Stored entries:
----------
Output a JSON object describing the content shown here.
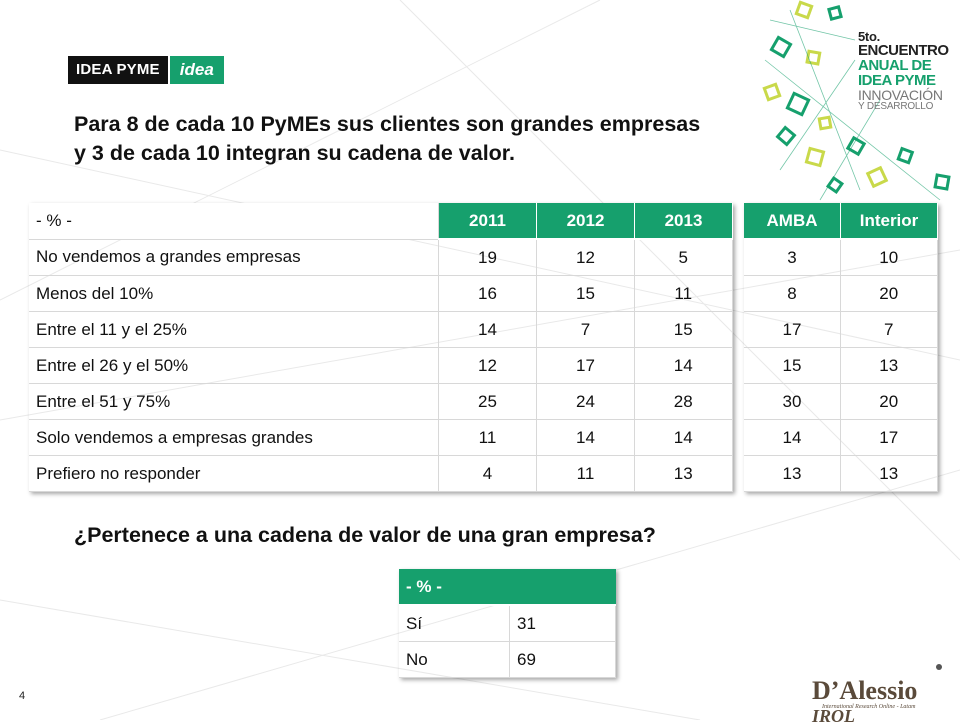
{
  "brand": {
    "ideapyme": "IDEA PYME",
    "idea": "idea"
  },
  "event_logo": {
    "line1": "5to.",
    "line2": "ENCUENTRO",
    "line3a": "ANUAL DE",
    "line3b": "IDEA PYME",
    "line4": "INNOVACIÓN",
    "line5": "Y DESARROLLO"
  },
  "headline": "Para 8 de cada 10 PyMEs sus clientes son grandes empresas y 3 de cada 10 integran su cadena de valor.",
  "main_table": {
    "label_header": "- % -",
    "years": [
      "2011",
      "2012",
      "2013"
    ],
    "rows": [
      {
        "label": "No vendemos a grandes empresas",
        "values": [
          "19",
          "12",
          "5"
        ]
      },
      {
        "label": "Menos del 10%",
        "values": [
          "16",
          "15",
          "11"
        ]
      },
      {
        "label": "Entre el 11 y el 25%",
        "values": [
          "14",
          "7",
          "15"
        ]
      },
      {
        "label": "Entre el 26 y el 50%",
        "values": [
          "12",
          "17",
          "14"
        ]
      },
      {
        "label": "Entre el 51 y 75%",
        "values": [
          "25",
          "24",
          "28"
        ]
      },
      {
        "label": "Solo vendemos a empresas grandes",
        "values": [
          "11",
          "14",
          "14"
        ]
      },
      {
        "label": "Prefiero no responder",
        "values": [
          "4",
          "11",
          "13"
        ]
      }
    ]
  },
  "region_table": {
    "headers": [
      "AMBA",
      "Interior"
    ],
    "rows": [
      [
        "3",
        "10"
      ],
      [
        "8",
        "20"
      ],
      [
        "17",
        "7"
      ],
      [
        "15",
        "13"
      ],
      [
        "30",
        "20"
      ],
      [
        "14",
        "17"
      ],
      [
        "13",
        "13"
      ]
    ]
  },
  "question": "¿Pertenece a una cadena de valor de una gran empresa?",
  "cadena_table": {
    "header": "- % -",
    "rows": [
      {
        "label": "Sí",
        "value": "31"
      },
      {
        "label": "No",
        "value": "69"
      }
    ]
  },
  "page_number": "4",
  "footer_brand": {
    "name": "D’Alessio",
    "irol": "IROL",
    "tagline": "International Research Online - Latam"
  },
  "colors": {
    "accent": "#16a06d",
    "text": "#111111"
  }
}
----------
• GOAL: Leave out the pictures and return every record word for word.

• EXERCISE OUTPUT:
Output a JSON object describing the content shown here.
{
  "brand": {
    "ideapyme": "IDEA PYME",
    "idea": "idea"
  },
  "event_logo": {
    "line1": "5to.",
    "line2": "ENCUENTRO",
    "line3a": "ANUAL DE",
    "line3b": "IDEA PYME",
    "line4": "INNOVACIÓN",
    "line5": "Y DESARROLLO"
  },
  "headline": "Para 8 de cada 10 PyMEs sus clientes son grandes empresas y 3 de cada 10 integran su cadena de valor.",
  "main_table": {
    "label_header": "- % -",
    "years": [
      "2011",
      "2012",
      "2013"
    ],
    "rows": [
      {
        "label": "No vendemos a grandes empresas",
        "values": [
          "19",
          "12",
          "5"
        ]
      },
      {
        "label": "Menos del 10%",
        "values": [
          "16",
          "15",
          "11"
        ]
      },
      {
        "label": "Entre el 11 y el 25%",
        "values": [
          "14",
          "7",
          "15"
        ]
      },
      {
        "label": "Entre el 26 y el 50%",
        "values": [
          "12",
          "17",
          "14"
        ]
      },
      {
        "label": "Entre el 51 y 75%",
        "values": [
          "25",
          "24",
          "28"
        ]
      },
      {
        "label": "Solo vendemos a empresas grandes",
        "values": [
          "11",
          "14",
          "14"
        ]
      },
      {
        "label": "Prefiero no responder",
        "values": [
          "4",
          "11",
          "13"
        ]
      }
    ]
  },
  "region_table": {
    "headers": [
      "AMBA",
      "Interior"
    ],
    "rows": [
      [
        "3",
        "10"
      ],
      [
        "8",
        "20"
      ],
      [
        "17",
        "7"
      ],
      [
        "15",
        "13"
      ],
      [
        "30",
        "20"
      ],
      [
        "14",
        "17"
      ],
      [
        "13",
        "13"
      ]
    ]
  },
  "question": "¿Pertenece a una cadena de valor de una gran empresa?",
  "cadena_table": {
    "header": "- % -",
    "rows": [
      {
        "label": "Sí",
        "value": "31"
      },
      {
        "label": "No",
        "value": "69"
      }
    ]
  },
  "page_number": "4",
  "footer_brand": {
    "name": "D’Alessio",
    "irol": "IROL",
    "tagline": "International Research Online - Latam"
  },
  "colors": {
    "accent": "#16a06d",
    "text": "#111111"
  }
}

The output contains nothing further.